* DATA PROVIDED
◇ ◇ ◇ ◇ ◇

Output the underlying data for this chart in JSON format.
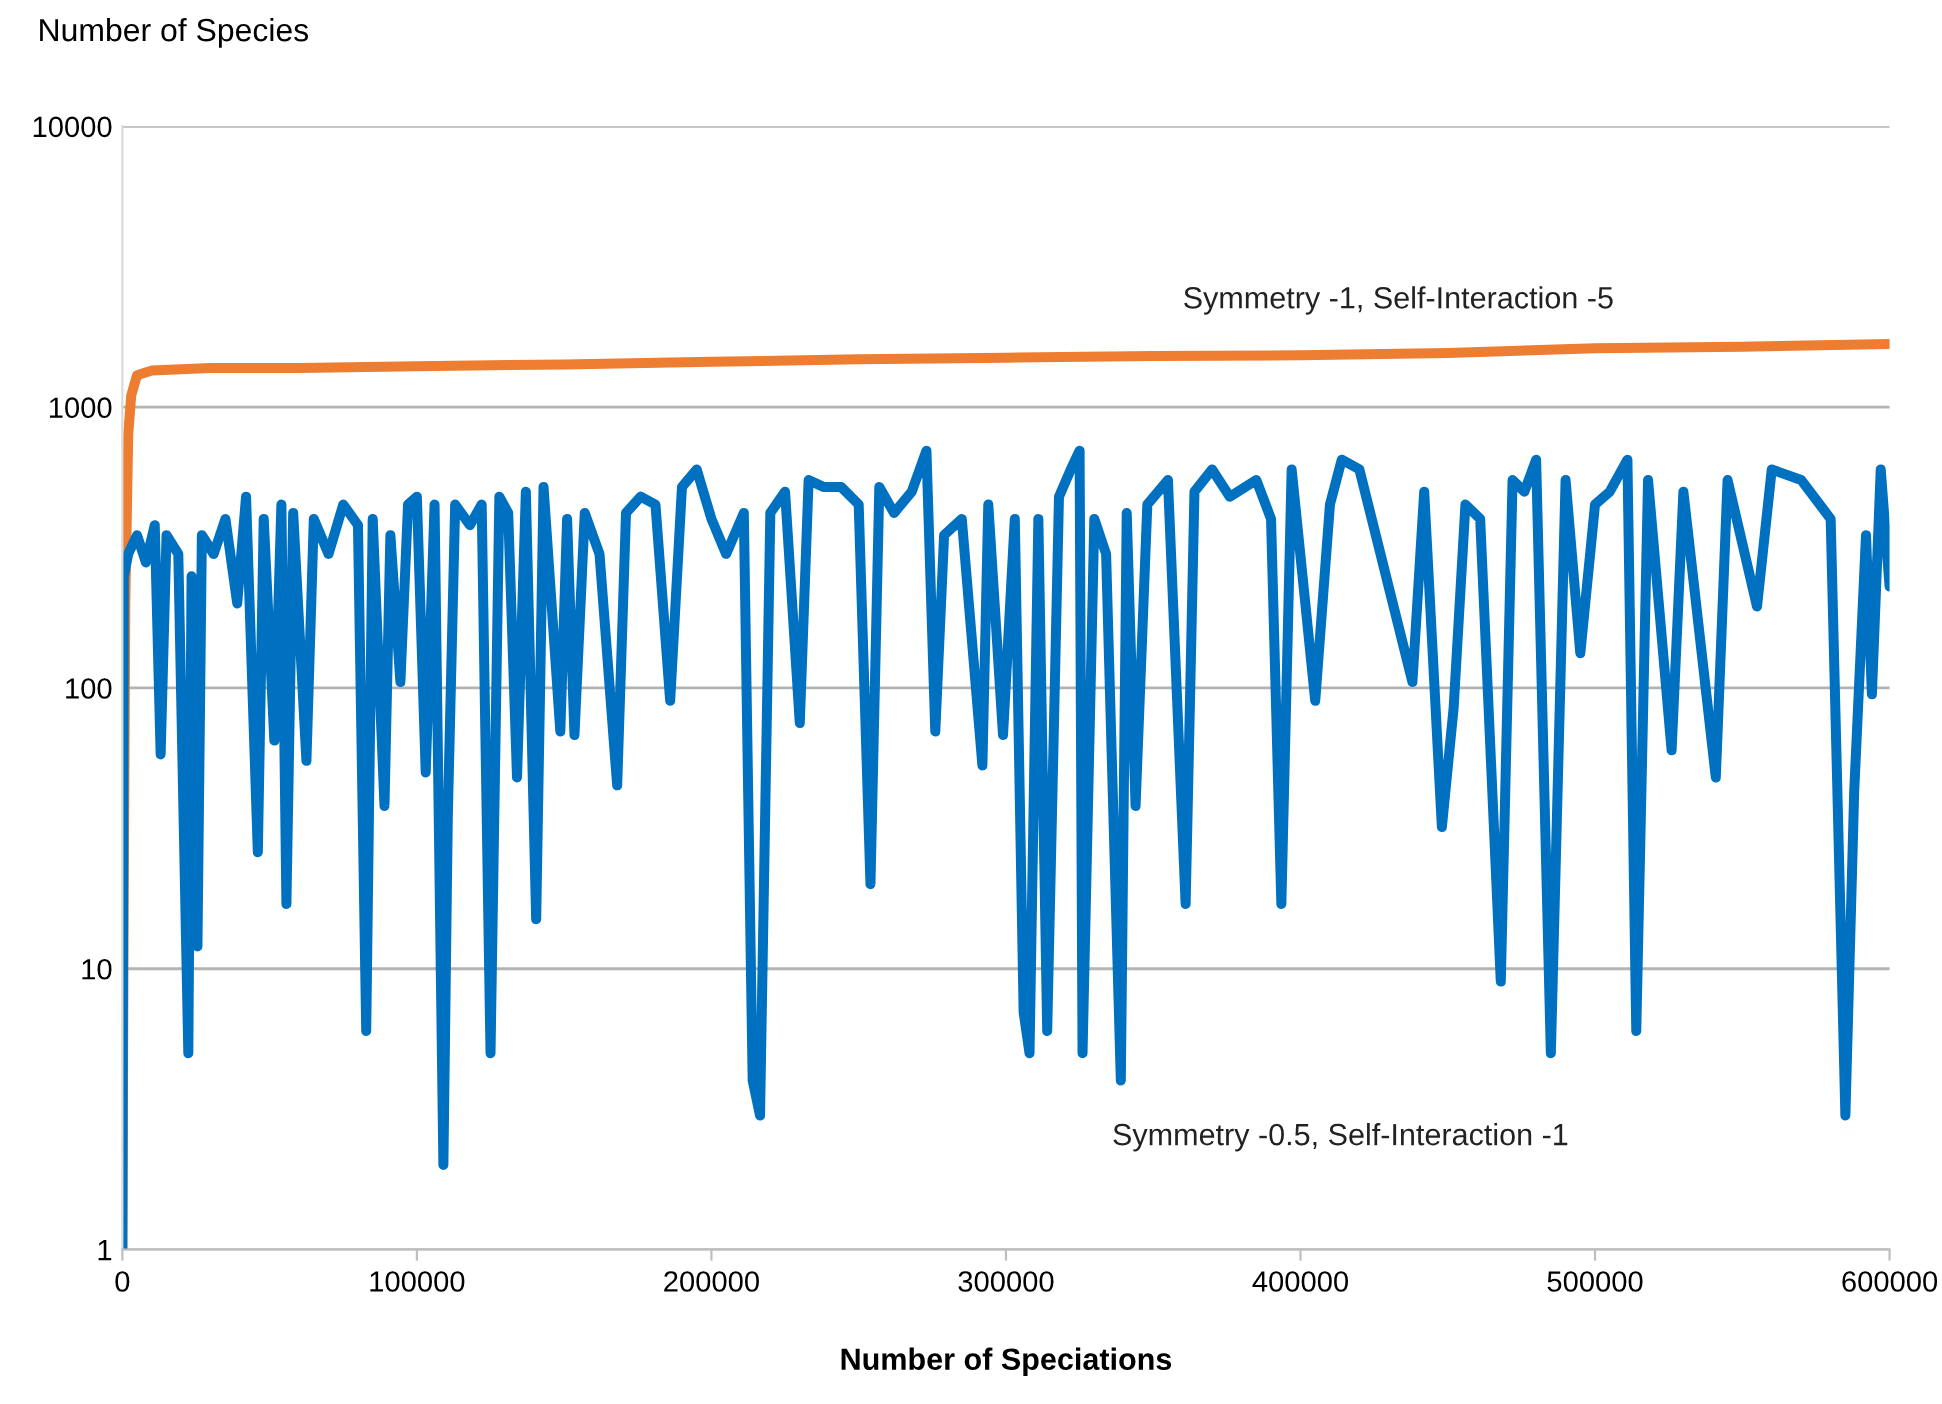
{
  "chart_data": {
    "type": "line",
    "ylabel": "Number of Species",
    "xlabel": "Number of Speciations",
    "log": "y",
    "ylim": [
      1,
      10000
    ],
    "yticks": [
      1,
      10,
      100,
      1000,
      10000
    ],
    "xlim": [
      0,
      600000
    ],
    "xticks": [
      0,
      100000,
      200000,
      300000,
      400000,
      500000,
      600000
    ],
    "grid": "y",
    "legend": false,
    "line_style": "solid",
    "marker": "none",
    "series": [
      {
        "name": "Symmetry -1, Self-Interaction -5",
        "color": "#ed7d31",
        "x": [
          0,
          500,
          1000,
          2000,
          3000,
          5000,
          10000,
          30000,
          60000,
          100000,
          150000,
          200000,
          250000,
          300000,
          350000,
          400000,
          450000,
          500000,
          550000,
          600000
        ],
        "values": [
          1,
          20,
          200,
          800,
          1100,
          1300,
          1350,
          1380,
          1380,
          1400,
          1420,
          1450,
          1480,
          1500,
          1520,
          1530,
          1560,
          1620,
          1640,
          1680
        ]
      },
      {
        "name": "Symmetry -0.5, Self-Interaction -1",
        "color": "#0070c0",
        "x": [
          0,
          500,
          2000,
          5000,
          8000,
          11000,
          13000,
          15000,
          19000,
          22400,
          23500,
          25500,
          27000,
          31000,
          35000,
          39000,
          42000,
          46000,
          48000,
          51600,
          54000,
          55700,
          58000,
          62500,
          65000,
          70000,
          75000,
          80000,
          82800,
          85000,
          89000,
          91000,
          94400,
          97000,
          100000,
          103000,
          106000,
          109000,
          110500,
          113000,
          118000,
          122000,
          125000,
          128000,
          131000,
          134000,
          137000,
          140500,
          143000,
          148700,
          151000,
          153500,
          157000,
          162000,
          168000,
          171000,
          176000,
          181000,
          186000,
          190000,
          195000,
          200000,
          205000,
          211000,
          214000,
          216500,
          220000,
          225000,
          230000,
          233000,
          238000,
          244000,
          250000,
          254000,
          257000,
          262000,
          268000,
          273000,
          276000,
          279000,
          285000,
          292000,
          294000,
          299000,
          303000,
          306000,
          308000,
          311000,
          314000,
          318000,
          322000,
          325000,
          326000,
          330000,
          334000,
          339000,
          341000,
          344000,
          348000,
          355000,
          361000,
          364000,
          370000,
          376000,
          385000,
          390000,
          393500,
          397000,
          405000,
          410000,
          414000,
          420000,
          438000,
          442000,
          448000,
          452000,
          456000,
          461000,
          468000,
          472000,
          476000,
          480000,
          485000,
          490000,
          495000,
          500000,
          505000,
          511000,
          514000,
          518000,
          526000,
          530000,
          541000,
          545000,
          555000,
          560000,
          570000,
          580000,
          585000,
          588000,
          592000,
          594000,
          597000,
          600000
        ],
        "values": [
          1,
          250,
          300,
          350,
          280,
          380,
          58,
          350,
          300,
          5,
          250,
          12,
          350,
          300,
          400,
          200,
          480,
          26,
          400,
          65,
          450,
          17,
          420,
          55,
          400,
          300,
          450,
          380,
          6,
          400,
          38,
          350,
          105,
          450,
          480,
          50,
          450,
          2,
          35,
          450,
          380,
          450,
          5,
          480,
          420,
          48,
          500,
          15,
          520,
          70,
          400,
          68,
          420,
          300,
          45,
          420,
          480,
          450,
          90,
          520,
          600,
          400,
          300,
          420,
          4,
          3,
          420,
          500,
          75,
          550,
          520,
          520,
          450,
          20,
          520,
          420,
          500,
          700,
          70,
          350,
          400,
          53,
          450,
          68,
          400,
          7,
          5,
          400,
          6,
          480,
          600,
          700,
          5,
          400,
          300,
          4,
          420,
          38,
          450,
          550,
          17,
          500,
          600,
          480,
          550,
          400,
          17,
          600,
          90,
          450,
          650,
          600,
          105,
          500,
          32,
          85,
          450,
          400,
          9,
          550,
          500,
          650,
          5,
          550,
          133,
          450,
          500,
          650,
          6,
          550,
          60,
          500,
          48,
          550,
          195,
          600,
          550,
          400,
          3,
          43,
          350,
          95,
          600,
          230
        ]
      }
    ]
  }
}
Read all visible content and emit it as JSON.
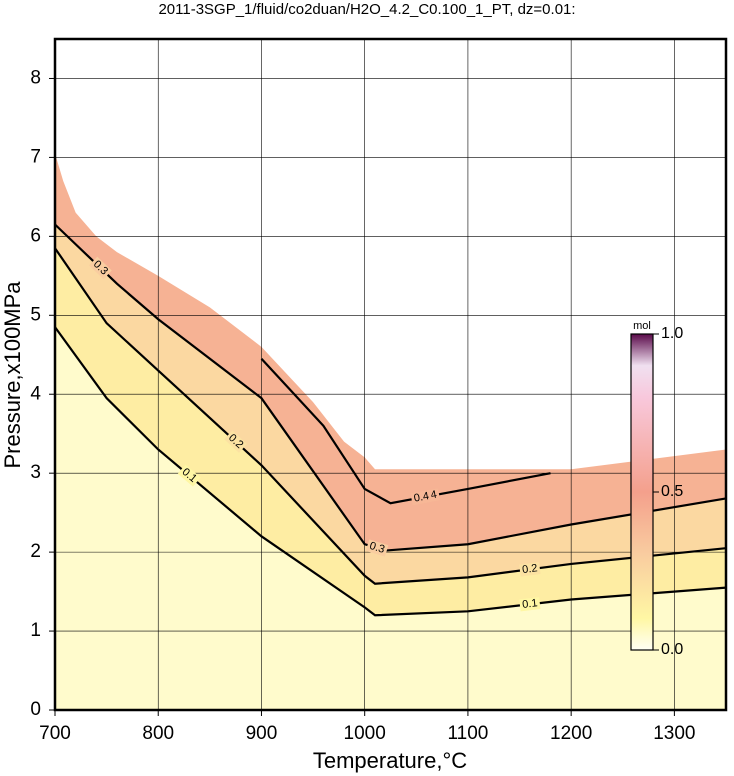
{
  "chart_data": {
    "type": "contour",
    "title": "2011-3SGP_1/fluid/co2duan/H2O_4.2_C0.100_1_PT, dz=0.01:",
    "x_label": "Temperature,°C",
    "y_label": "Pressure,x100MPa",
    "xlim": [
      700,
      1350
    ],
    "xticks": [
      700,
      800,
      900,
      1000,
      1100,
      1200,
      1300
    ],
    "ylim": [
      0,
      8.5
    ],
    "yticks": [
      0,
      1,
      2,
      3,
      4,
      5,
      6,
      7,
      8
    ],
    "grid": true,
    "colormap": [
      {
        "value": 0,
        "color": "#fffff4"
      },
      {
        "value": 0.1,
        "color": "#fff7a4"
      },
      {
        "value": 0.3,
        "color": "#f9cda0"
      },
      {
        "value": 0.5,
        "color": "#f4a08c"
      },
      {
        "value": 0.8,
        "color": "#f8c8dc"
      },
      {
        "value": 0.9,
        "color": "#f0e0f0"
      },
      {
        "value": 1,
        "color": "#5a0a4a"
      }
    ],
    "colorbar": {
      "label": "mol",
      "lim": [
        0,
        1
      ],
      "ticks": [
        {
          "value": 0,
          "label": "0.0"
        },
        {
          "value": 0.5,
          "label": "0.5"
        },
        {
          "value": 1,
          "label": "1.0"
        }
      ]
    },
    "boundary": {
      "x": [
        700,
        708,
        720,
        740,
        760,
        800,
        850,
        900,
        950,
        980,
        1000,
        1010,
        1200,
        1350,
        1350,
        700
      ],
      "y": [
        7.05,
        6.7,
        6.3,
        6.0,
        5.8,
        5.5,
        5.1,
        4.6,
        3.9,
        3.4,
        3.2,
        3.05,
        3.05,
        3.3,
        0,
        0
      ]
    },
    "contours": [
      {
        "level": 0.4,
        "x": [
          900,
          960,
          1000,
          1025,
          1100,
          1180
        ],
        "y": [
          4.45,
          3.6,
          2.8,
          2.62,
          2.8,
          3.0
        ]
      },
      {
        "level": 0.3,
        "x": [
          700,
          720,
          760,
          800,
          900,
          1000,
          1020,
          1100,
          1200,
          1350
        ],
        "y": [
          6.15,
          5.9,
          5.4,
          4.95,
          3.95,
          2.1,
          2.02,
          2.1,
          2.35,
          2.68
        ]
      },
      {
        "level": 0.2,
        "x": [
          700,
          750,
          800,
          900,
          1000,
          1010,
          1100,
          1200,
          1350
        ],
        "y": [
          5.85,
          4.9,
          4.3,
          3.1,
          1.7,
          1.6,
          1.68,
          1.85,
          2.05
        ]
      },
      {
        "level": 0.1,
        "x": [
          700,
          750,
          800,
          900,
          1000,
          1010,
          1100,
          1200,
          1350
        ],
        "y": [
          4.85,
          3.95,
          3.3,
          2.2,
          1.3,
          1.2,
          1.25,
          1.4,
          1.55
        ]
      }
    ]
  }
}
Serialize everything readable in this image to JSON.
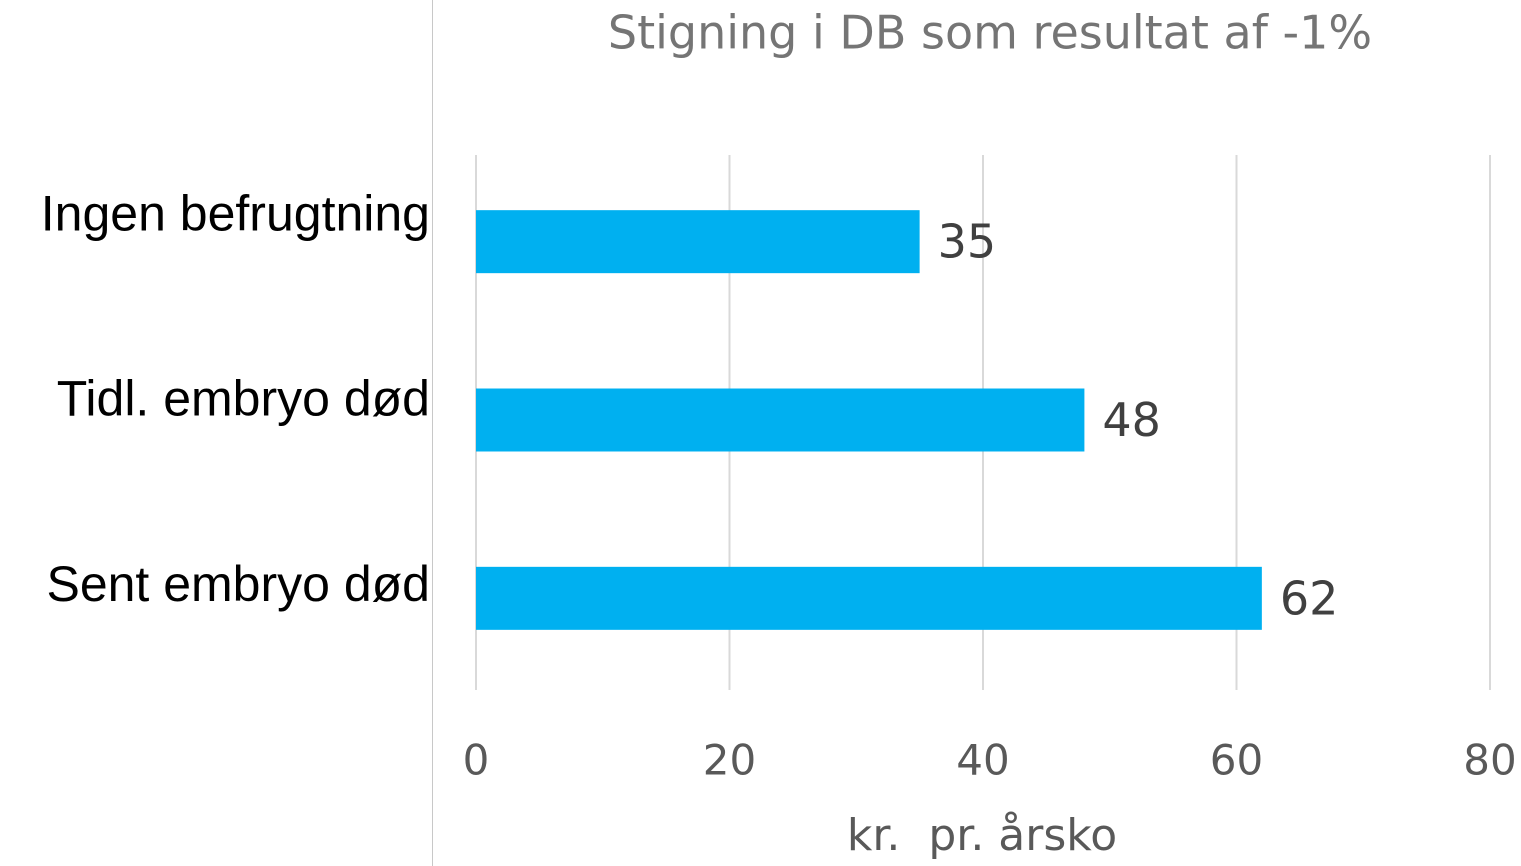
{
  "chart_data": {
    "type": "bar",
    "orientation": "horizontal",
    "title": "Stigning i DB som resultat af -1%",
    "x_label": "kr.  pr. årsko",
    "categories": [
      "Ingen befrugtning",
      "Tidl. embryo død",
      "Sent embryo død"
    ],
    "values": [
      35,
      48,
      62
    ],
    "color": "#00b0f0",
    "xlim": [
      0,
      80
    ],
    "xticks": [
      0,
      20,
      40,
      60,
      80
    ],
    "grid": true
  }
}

◇ ◇ ◇ ◇ ◇

Search the listing for the word "Number". Copy every line in which it occurs.

    "ylabel": "Number of Species",
    "xlabel": "Number of Speciations",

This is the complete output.